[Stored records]

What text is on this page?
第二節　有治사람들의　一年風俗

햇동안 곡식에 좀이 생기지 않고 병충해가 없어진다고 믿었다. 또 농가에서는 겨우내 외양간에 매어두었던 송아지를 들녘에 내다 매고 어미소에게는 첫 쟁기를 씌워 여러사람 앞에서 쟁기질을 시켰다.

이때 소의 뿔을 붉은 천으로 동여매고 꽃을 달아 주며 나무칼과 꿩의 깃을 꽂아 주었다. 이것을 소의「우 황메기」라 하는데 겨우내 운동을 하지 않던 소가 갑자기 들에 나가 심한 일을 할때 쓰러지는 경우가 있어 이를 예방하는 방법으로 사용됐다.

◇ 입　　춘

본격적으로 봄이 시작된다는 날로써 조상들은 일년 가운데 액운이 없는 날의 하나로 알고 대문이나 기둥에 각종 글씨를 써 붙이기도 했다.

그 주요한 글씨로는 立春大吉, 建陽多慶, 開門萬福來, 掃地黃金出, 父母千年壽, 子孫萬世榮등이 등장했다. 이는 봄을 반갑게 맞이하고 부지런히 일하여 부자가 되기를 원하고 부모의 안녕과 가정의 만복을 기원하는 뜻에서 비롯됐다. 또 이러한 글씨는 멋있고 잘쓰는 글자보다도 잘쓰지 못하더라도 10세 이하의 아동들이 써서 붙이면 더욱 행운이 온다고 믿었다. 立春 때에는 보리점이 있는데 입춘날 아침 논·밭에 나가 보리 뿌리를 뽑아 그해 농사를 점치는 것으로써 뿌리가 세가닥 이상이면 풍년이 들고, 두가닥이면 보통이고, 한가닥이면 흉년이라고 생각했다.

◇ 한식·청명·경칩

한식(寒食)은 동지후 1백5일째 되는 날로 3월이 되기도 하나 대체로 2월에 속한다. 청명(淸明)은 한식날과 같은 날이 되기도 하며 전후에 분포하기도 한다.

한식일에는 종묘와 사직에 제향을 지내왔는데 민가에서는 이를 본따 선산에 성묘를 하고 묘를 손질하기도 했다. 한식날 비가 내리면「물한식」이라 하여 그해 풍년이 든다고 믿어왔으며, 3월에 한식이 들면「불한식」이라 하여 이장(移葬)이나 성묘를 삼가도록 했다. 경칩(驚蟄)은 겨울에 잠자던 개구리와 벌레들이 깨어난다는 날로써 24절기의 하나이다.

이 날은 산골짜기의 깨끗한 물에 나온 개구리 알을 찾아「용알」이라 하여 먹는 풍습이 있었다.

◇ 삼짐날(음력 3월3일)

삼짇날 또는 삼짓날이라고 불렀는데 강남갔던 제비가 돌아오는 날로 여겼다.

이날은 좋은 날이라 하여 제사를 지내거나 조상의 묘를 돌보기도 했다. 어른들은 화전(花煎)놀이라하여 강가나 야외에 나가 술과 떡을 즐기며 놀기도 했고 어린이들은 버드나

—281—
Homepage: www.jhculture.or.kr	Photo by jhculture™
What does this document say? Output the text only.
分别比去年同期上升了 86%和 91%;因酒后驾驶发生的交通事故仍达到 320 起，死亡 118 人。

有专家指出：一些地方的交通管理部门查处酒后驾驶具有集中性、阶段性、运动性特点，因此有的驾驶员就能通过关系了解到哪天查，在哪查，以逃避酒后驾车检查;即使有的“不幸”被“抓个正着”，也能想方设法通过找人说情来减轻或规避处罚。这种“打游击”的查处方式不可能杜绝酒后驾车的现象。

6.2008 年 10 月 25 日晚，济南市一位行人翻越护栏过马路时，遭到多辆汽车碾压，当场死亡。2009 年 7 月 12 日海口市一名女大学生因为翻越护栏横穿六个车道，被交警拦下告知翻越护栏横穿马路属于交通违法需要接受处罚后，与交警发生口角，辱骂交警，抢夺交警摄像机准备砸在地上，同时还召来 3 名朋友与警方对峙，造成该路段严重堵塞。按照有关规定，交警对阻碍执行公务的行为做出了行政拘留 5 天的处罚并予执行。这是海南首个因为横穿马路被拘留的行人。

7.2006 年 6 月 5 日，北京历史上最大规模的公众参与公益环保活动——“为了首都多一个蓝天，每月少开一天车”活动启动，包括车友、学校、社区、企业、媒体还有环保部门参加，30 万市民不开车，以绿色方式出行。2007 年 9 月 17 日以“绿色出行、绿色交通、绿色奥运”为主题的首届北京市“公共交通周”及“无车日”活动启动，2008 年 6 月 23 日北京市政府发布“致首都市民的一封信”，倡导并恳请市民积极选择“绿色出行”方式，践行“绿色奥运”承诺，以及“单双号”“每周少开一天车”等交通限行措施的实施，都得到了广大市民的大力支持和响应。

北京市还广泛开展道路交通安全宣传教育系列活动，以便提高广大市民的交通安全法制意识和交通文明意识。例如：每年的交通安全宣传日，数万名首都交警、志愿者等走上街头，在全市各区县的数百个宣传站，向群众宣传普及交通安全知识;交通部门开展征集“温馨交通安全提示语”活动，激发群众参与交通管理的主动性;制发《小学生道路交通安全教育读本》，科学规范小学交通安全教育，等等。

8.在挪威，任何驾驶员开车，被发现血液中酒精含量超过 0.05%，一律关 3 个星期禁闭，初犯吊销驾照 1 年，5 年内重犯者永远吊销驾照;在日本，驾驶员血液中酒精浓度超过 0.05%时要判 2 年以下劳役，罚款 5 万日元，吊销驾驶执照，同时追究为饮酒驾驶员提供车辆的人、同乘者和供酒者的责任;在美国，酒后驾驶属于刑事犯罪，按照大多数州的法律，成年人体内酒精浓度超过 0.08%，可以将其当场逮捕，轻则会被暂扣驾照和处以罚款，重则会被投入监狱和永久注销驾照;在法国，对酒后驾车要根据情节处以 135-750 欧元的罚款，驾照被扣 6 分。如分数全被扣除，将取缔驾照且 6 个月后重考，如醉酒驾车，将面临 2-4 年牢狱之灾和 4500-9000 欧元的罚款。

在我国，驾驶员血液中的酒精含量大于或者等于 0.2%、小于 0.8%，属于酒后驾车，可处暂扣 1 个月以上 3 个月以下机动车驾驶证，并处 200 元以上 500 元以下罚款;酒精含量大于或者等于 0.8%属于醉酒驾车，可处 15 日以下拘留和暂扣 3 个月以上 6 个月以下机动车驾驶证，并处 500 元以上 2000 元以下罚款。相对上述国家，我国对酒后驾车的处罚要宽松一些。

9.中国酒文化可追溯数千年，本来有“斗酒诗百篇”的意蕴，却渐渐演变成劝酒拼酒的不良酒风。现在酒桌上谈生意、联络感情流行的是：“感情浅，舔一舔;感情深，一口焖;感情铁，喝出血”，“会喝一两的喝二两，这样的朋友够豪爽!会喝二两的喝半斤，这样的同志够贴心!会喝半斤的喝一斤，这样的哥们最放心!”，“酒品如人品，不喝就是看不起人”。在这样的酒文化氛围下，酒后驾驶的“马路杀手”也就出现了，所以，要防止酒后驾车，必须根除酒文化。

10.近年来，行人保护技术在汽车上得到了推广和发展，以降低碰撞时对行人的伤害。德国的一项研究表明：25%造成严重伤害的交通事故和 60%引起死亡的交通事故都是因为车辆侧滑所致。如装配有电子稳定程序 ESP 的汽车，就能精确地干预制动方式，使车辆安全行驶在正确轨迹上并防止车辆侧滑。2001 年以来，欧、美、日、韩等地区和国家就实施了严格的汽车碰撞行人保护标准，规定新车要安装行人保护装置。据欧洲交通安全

**WORK REQUIRED**
Exactly reproduce all of the entries above.

**EXERCISE SOLUTION**
What text is on this page?
第二節　有治사람들의　一年風俗

햇동안 곡식에 좀이 생기지 않고 병충해가 없어진다고 믿었다. 또 농가에서는 겨우내 외양간에 매어두었던 송아지를 들녘에 내다 매고 어미소에게는 첫 쟁기를 씌워 여러사람 앞에서 쟁기질을 시켰다.

이때 소의 뿔을 붉은 천으로 동여매고 꽃을 달아 주며 나무칼과 꿩의 깃을 꽂아 주었다. 이것을 소의「우 황메기」라 하는데 겨우내 운동을 하지 않던 소가 갑자기 들에 나가 심한 일을 할때 쓰러지는 경우가 있어 이를 예방하는 방법으로 사용됐다.

◇ 입　　춘

본격적으로 봄이 시작된다는 날로써 조상들은 일년 가운데 액운이 없는 날의 하나로 알고 대문이나 기둥에 각종 글씨를 써 붙이기도 했다.

그 주요한 글씨로는 立春大吉, 建陽多慶, 開門萬福來, 掃地黃金出, 父母千年壽, 子孫萬世榮등이 등장했다. 이는 봄을 반갑게 맞이하고 부지런히 일하여 부자가 되기를 원하고 부모의 안녕과 가정의 만복을 기원하는 뜻에서 비롯됐다. 또 이러한 글씨는 멋있고 잘쓰는 글자보다도 잘쓰지 못하더라도 10세 이하의 아동들이 써서 붙이면 더욱 행운이 온다고 믿었다. 立春 때에는 보리점이 있는데 입춘날 아침 논·밭에 나가 보리 뿌리를 뽑아 그해 농사를 점치는 것으로써 뿌리가 세가닥 이상이면 풍년이 들고, 두가닥이면 보통이고, 한가닥이면 흉년이라고 생각했다.

◇ 한식·청명·경칩

한식(寒食)은 동지후 1백5일째 되는 날로 3월이 되기도 하나 대체로 2월에 속한다. 청명(淸明)은 한식날과 같은 날이 되기도 하며 전후에 분포하기도 한다.

한식일에는 종묘와 사직에 제향을 지내왔는데 민가에서는 이를 본따 선산에 성묘를 하고 묘를 손질하기도 했다. 한식날 비가 내리면「물한식」이라 하여 그해 풍년이 든다고 믿어왔으며, 3월에 한식이 들면「불한식」이라 하여 이장(移葬)이나 성묘를 삼가도록 했다. 경칩(驚蟄)은 겨울에 잠자던 개구리와 벌레들이 깨어난다는 날로써 24절기의 하나이다.

이 날은 산골짜기의 깨끗한 물에 나온 개구리 알을 찾아「용알」이라 하여 먹는 풍습이 있었다.

◇ 삼짐날(음력 3월3일)

삼짇날 또는 삼짓날이라고 불렀는데 강남갔던 제비가 돌아오는 날로 여겼다.

이날은 좋은 날이라 하여 제사를 지내거나 조상의 묘를 돌보기도 했다. 어른들은 화전(花煎)놀이라하여 강가나 야외에 나가 술과 떡을 즐기며 놀기도 했고 어린이들은 버드나

—281—
Homepage: www.jhculture.or.kr	Photo by jhculture™
What does this document say? Output the text only.
分别比去年同期上升了 86%和 91%;因酒后驾驶发生的交通事故仍达到 320 起，死亡 118 人。

有专家指出：一些地方的交通管理部门查处酒后驾驶具有集中性、阶段性、运动性特点，因此有的驾驶员就能通过关系了解到哪天查，在哪查，以逃避酒后驾车检查;即使有的“不幸”被“抓个正着”，也能想方设法通过找人说情来减轻或规避处罚。这种“打游击”的查处方式不可能杜绝酒后驾车的现象。

6.2008 年 10 月 25 日晚，济南市一位行人翻越护栏过马路时，遭到多辆汽车碾压，当场死亡。2009 年 7 月 12 日海口市一名女大学生因为翻越护栏横穿六个车道，被交警拦下告知翻越护栏横穿马路属于交通违法需要接受处罚后，与交警发生口角，辱骂交警，抢夺交警摄像机准备砸在地上，同时还召来 3 名朋友与警方对峙，造成该路段严重堵塞。按照有关规定，交警对阻碍执行公务的行为做出了行政拘留 5 天的处罚并予执行。这是海南首个因为横穿马路被拘留的行人。

7.2006 年 6 月 5 日，北京历史上最大规模的公众参与公益环保活动——“为了首都多一个蓝天，每月少开一天车”活动启动，包括车友、学校、社区、企业、媒体还有环保部门参加，30 万市民不开车，以绿色方式出行。2007 年 9 月 17 日以“绿色出行、绿色交通、绿色奥运”为主题的首届北京市“公共交通周”及“无车日”活动启动，2008 年 6 月 23 日北京市政府发布“致首都市民的一封信”，倡导并恳请市民积极选择“绿色出行”方式，践行“绿色奥运”承诺，以及“单双号”“每周少开一天车”等交通限行措施的实施，都得到了广大市民的大力支持和响应。

北京市还广泛开展道路交通安全宣传教育系列活动，以便提高广大市民的交通安全法制意识和交通文明意识。例如：每年的交通安全宣传日，数万名首都交警、志愿者等走上街头，在全市各区县的数百个宣传站，向群众宣传普及交通安全知识;交通部门开展征集“温馨交通安全提示语”活动，激发群众参与交通管理的主动性;制发《小学生道路交通安全教育读本》，科学规范小学交通安全教育，等等。

8.在挪威，任何驾驶员开车，被发现血液中酒精含量超过 0.05%，一律关 3 个星期禁闭，初犯吊销驾照 1 年，5 年内重犯者永远吊销驾照;在日本，驾驶员血液中酒精浓度超过 0.05%时要判 2 年以下劳役，罚款 5 万日元，吊销驾驶执照，同时追究为饮酒驾驶员提供车辆的人、同乘者和供酒者的责任;在美国，酒后驾驶属于刑事犯罪，按照大多数州的法律，成年人体内酒精浓度超过 0.08%，可以将其当场逮捕，轻则会被暂扣驾照和处以罚款，重则会被投入监狱和永久注销驾照;在法国，对酒后驾车要根据情节处以 135-750 欧元的罚款，驾照被扣 6 分。如分数全被扣除，将取缔驾照且 6 个月后重考，如醉酒驾车，将面临 2-4 年牢狱之灾和 4500-9000 欧元的罚款。

在我国，驾驶员血液中的酒精含量大于或者等于 0.2%、小于 0.8%，属于酒后驾车，可处暂扣 1 个月以上 3 个月以下机动车驾驶证，并处 200 元以上 500 元以下罚款;酒精含量大于或者等于 0.8%属于醉酒驾车，可处 15 日以下拘留和暂扣 3 个月以上 6 个月以下机动车驾驶证，并处 500 元以上 2000 元以下罚款。相对上述国家，我国对酒后驾车的处罚要宽松一些。

9.中国酒文化可追溯数千年，本来有“斗酒诗百篇”的意蕴，却渐渐演变成劝酒拼酒的不良酒风。现在酒桌上谈生意、联络感情流行的是：“感情浅，舔一舔;感情深，一口焖;感情铁，喝出血”，“会喝一两的喝二两，这样的朋友够豪爽!会喝二两的喝半斤，这样的同志够贴心!会喝半斤的喝一斤，这样的哥们最放心!”，“酒品如人品，不喝就是看不起人”。在这样的酒文化氛围下，酒后驾驶的“马路杀手”也就出现了，所以，要防止酒后驾车，必须根除酒文化。

10.近年来，行人保护技术在汽车上得到了推广和发展，以降低碰撞时对行人的伤害。德国的一项研究表明：25%造成严重伤害的交通事故和 60%引起死亡的交通事故都是因为车辆侧滑所致。如装配有电子稳定程序 ESP 的汽车，就能精确地干预制动方式，使车辆安全行驶在正确轨迹上并防止车辆侧滑。2001 年以来，欧、美、日、韩等地区和国家就实施了严格的汽车碰撞行人保护标准，规定新车要安装行人保护装置。据欧洲交通安全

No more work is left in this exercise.